**Short exercise**:
Using the records that follow, copy every line containing the word "their".

Stored records

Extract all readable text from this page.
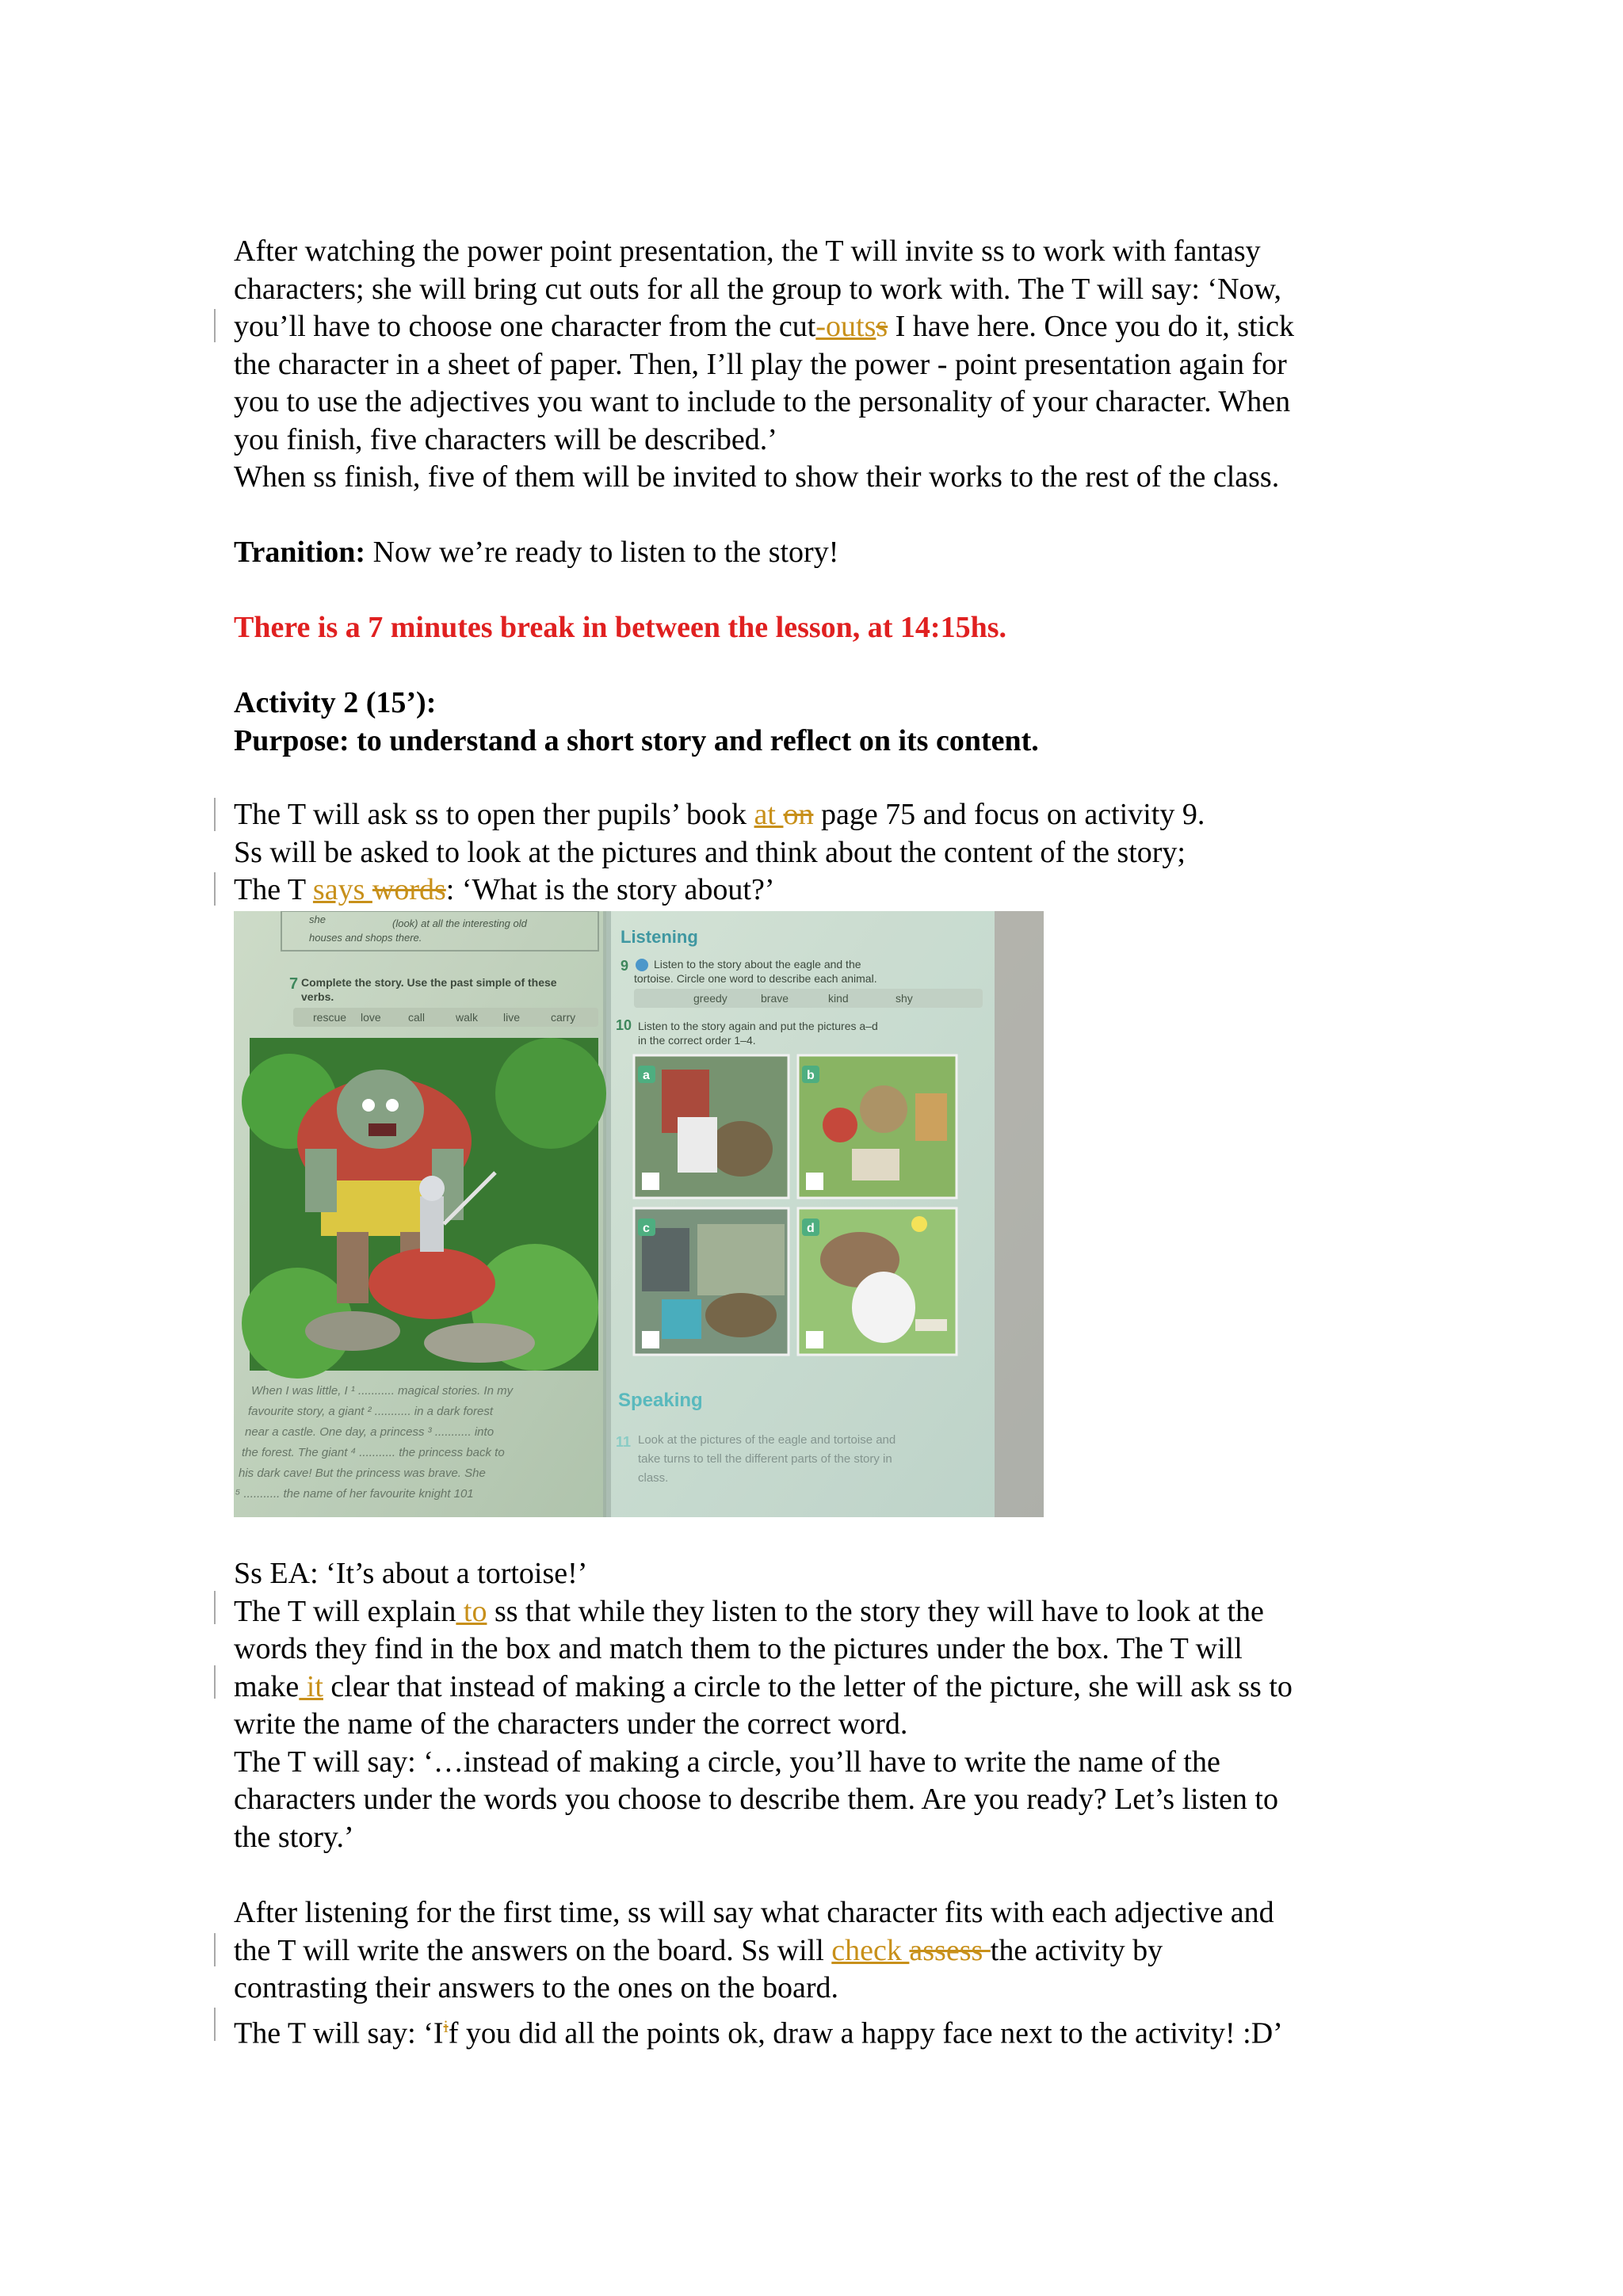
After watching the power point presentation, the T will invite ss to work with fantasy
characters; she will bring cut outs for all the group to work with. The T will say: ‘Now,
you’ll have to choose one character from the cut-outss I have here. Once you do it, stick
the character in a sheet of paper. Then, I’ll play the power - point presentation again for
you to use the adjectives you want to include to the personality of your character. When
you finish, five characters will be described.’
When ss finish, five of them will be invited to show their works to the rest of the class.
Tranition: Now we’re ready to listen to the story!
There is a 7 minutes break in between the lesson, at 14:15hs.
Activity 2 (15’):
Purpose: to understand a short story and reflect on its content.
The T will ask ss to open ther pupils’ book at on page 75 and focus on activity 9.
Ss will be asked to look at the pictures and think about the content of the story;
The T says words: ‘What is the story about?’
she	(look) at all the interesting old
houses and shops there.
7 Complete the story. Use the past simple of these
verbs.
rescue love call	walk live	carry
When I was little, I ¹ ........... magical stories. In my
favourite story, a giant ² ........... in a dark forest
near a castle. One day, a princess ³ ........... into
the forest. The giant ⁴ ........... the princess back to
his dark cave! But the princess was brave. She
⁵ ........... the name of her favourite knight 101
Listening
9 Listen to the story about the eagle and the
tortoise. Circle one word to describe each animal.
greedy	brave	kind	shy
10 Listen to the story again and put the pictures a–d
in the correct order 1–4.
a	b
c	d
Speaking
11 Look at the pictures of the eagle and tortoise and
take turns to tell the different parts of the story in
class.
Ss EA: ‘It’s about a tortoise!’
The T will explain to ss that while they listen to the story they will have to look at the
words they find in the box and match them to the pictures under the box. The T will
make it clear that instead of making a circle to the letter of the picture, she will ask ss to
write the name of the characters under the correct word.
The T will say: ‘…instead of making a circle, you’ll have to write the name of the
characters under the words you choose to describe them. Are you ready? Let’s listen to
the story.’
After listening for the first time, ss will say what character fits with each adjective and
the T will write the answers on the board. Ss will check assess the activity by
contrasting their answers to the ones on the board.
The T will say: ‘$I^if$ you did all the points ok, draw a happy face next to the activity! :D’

...

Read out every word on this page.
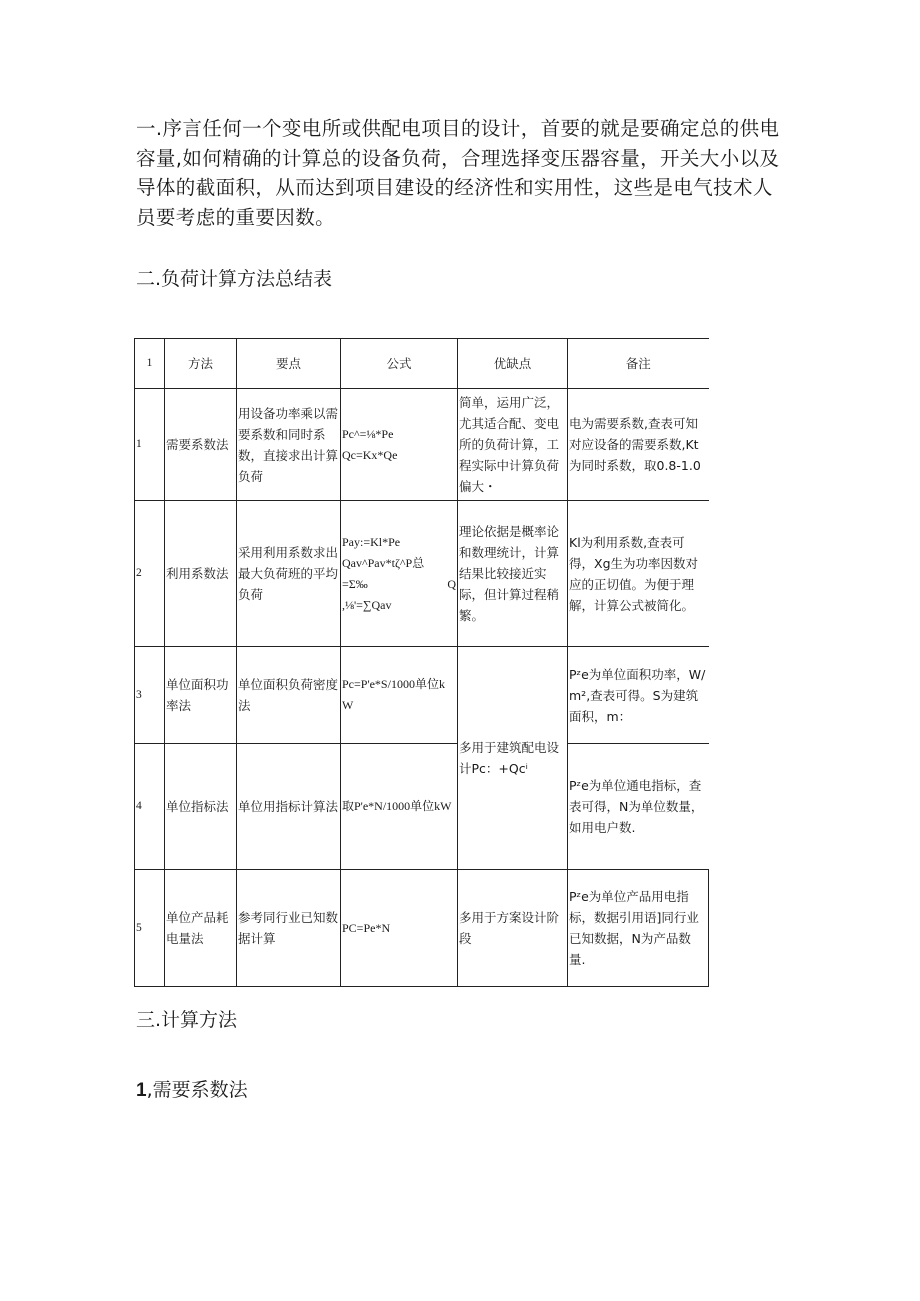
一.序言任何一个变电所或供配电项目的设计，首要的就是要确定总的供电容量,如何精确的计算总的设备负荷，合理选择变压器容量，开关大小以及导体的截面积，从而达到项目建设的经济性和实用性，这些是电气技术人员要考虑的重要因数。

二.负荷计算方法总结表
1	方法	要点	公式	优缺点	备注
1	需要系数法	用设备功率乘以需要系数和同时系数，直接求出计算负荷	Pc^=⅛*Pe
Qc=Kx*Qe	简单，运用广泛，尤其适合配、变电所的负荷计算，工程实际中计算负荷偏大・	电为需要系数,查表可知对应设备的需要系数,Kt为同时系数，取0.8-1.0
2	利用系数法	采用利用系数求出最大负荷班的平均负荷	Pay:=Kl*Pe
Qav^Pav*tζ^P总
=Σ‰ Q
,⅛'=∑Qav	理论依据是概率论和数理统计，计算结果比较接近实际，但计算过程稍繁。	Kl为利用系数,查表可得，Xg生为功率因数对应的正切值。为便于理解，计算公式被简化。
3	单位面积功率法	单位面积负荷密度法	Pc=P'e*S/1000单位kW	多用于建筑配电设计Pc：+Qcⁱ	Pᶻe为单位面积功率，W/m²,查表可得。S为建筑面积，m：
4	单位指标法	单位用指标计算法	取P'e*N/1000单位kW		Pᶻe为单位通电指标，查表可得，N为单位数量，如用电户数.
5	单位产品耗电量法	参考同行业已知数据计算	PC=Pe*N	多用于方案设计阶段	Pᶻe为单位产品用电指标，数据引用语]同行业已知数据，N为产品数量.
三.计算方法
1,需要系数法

---

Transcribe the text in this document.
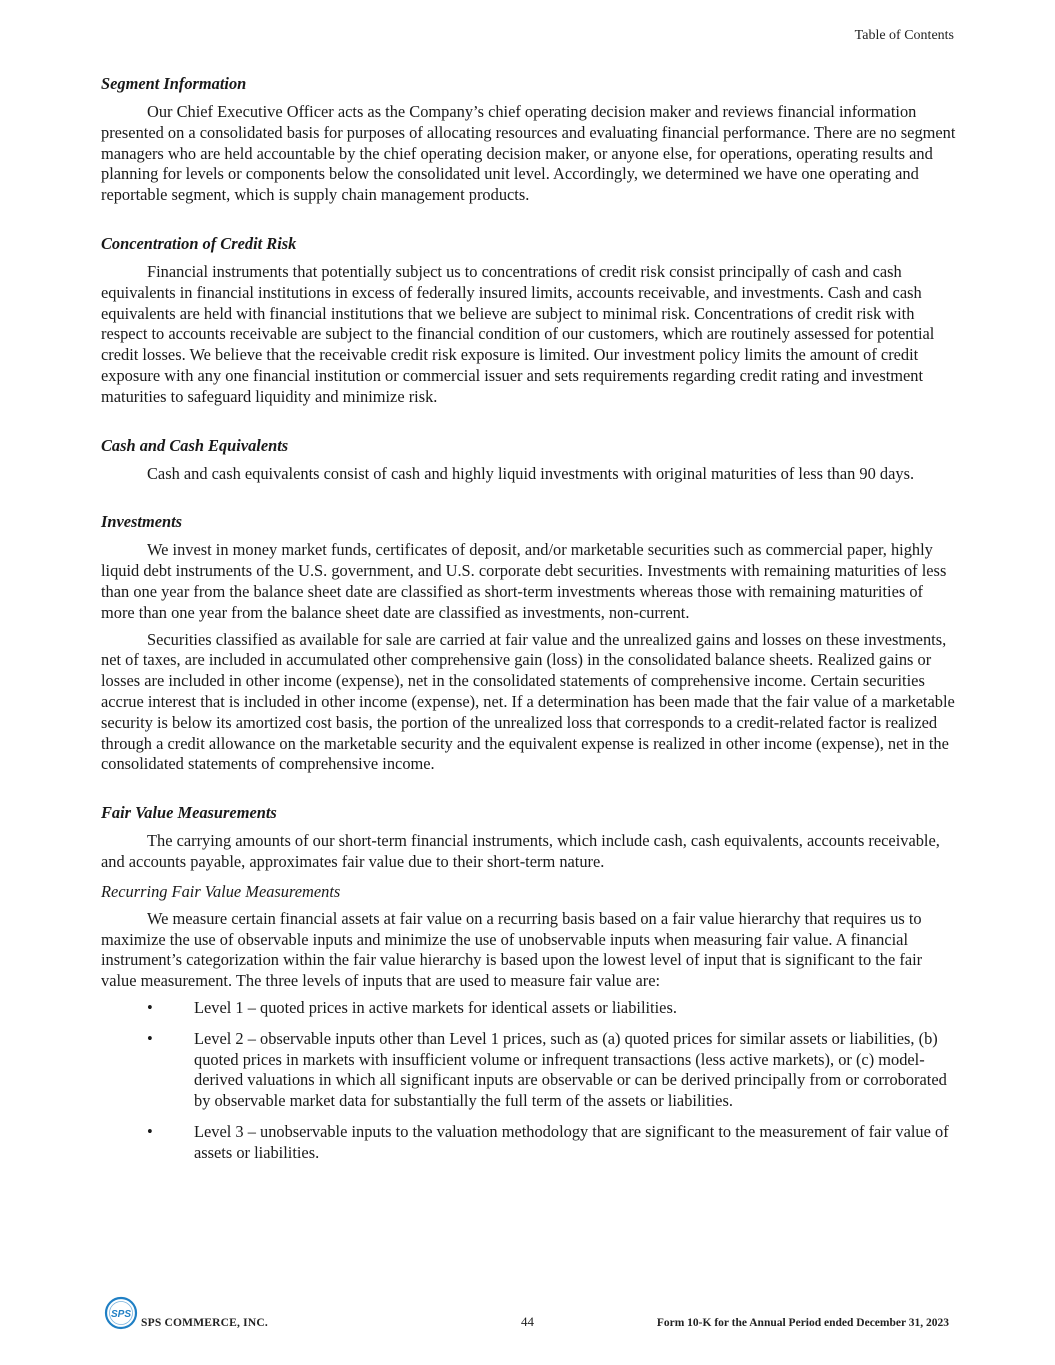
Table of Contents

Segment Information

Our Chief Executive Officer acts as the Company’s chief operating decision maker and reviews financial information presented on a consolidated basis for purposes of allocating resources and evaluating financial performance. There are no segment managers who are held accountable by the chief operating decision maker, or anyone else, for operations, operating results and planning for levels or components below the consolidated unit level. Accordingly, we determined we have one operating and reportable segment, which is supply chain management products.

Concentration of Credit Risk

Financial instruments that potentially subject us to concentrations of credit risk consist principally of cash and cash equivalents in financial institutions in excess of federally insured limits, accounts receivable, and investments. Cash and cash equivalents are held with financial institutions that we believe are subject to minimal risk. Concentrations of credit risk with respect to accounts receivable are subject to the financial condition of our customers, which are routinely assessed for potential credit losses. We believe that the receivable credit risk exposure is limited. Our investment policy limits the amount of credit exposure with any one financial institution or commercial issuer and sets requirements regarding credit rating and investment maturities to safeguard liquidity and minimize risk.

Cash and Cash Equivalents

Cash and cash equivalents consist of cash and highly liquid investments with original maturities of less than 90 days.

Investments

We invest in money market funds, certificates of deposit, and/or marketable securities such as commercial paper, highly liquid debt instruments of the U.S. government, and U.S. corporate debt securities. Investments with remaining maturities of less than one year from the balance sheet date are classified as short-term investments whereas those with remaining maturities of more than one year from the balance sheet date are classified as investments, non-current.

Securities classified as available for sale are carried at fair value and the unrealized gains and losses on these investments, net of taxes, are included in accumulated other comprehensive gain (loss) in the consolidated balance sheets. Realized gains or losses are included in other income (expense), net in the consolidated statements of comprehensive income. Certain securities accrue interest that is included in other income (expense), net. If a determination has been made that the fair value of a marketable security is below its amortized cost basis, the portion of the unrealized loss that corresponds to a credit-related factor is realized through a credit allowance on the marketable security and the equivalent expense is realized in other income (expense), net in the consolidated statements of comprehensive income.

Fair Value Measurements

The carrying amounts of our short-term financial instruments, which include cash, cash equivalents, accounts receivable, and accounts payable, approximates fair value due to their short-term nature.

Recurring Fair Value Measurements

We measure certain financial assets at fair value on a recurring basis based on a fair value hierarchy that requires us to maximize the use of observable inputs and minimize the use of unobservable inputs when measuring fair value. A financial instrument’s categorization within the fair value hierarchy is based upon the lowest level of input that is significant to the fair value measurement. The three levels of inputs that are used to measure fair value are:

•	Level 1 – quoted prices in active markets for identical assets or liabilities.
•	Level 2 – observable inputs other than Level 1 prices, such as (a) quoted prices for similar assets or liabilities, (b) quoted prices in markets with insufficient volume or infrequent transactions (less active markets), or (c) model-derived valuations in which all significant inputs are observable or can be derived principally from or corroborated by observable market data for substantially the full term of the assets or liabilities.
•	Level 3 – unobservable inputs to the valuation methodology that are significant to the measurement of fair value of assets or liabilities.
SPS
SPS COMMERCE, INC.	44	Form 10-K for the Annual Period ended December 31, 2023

**Written answer**:
When ss finish, five of them will be invited to show their works to the rest of the class.
contrasting their answers to the ones on the board.
The carrying amounts of our short-term financial instruments, which include cash, cash equivalents, accounts receivable, and accounts payable, approximates fair value due to their short-term nature.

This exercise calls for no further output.